Data entries

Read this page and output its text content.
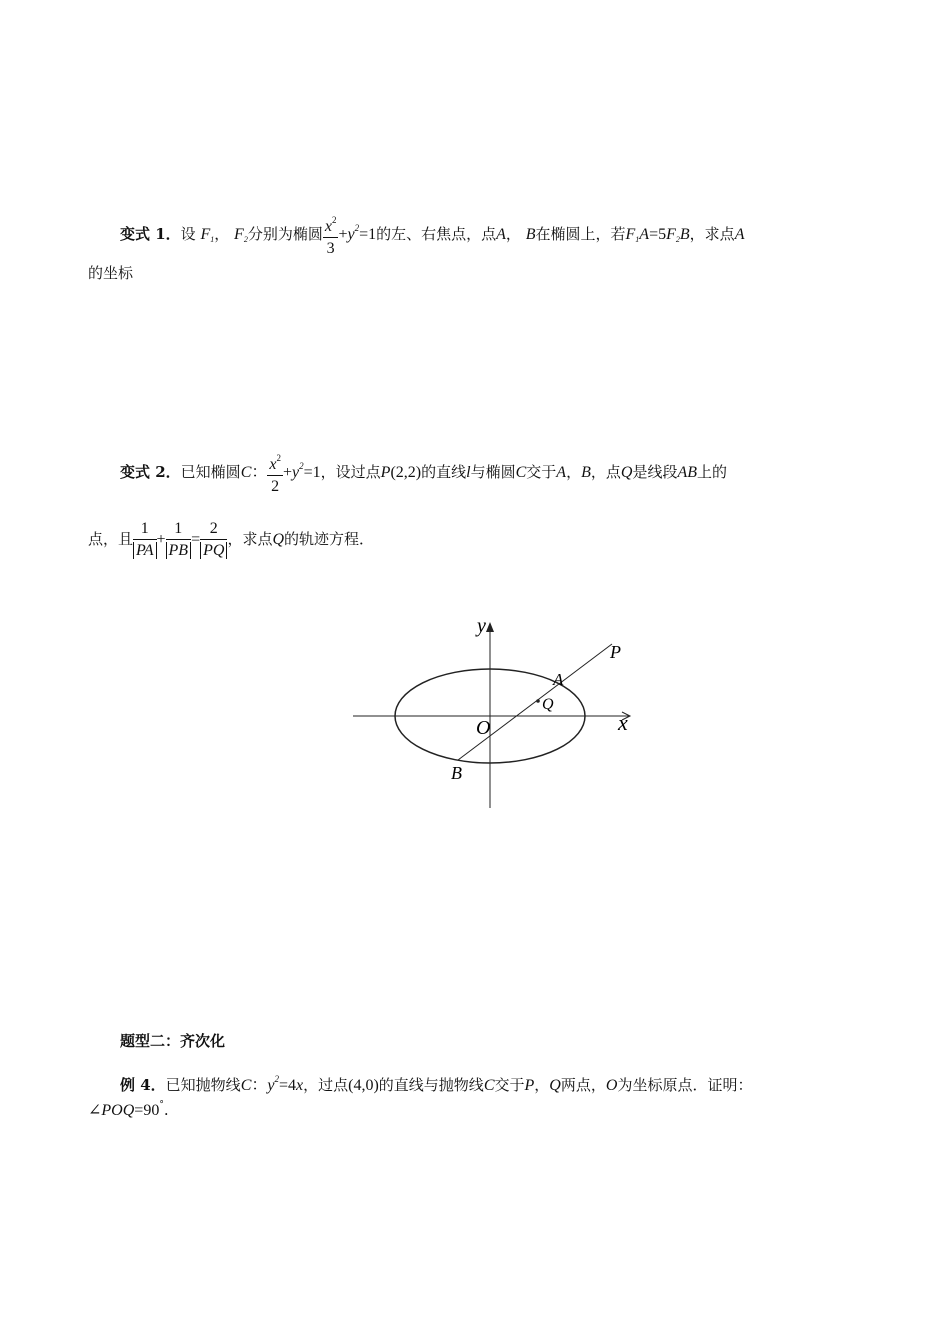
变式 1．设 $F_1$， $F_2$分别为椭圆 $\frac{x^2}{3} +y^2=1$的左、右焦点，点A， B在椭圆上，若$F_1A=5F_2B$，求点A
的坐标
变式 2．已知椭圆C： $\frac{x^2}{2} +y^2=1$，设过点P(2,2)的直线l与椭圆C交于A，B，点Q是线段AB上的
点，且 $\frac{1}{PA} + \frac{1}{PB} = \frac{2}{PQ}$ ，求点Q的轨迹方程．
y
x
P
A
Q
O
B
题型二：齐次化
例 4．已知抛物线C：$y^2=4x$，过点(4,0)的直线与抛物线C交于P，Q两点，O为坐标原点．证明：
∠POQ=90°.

§ Problem
Set each line of the records down exactly, leaving every picture out.

§ Solution to the exercise
Read this page and output its text content.
变式 1．设 $F_1$， $F_2$分别为椭圆 $\frac{x^2}{3} +y^2=1$的左、右焦点，点A， B在椭圆上，若$F_1A=5F_2B$，求点A
的坐标
变式 2．已知椭圆C： $\frac{x^2}{2} +y^2=1$，设过点P(2,2)的直线l与椭圆C交于A，B，点Q是线段AB上的
点，且 $\frac{1}{PA} + \frac{1}{PB} = \frac{2}{PQ}$ ，求点Q的轨迹方程．
y
x
P
A
Q
O
B
题型二：齐次化
例 4．已知抛物线C：$y^2=4x$，过点(4,0)的直线与抛物线C交于P，Q两点，O为坐标原点．证明：
∠POQ=90°.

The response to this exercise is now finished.